Task requirements: Locate the string "Steel" in the records below. Copy every line where it occurs.

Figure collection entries
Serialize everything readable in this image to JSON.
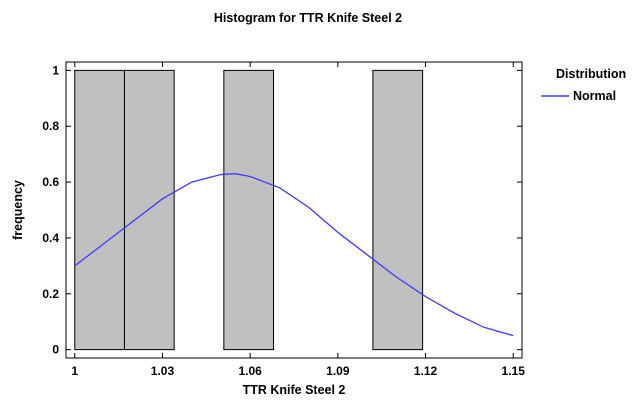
{
  "chart_data": {
    "type": "bar",
    "title": "Histogram for TTR Knife Steel 2",
    "xlabel": "TTR Knife Steel 2",
    "ylabel": "frequency",
    "xlim": [
      0.997,
      1.153
    ],
    "ylim": [
      -0.03,
      1.03
    ],
    "xticks": [
      "1",
      "1.03",
      "1.06",
      "1.09",
      "1.12",
      "1.15"
    ],
    "yticks": [
      "0",
      "0.2",
      "0.4",
      "0.6",
      "0.8",
      "1"
    ],
    "bins": [
      {
        "start": 1.0,
        "end": 1.017,
        "count": 1
      },
      {
        "start": 1.017,
        "end": 1.034,
        "count": 1
      },
      {
        "start": 1.051,
        "end": 1.068,
        "count": 1
      },
      {
        "start": 1.102,
        "end": 1.119,
        "count": 1
      }
    ],
    "series": [
      {
        "name": "Normal",
        "type": "line",
        "color": "#3b3bff",
        "x": [
          1.0,
          1.01,
          1.02,
          1.03,
          1.04,
          1.05,
          1.055,
          1.06,
          1.07,
          1.08,
          1.09,
          1.1,
          1.11,
          1.12,
          1.13,
          1.14,
          1.15
        ],
        "y": [
          0.3,
          0.38,
          0.46,
          0.54,
          0.6,
          0.627,
          0.63,
          0.62,
          0.58,
          0.51,
          0.42,
          0.34,
          0.26,
          0.19,
          0.13,
          0.08,
          0.05
        ]
      }
    ],
    "bar_color": "#c0c0c0",
    "legend": {
      "title": "Distribution",
      "position": "right",
      "entries": [
        "Normal"
      ]
    },
    "grid": false
  }
}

Reply to the task:
    "title": "Histogram for TTR Knife Steel 2",
    "xlabel": "TTR Knife Steel 2",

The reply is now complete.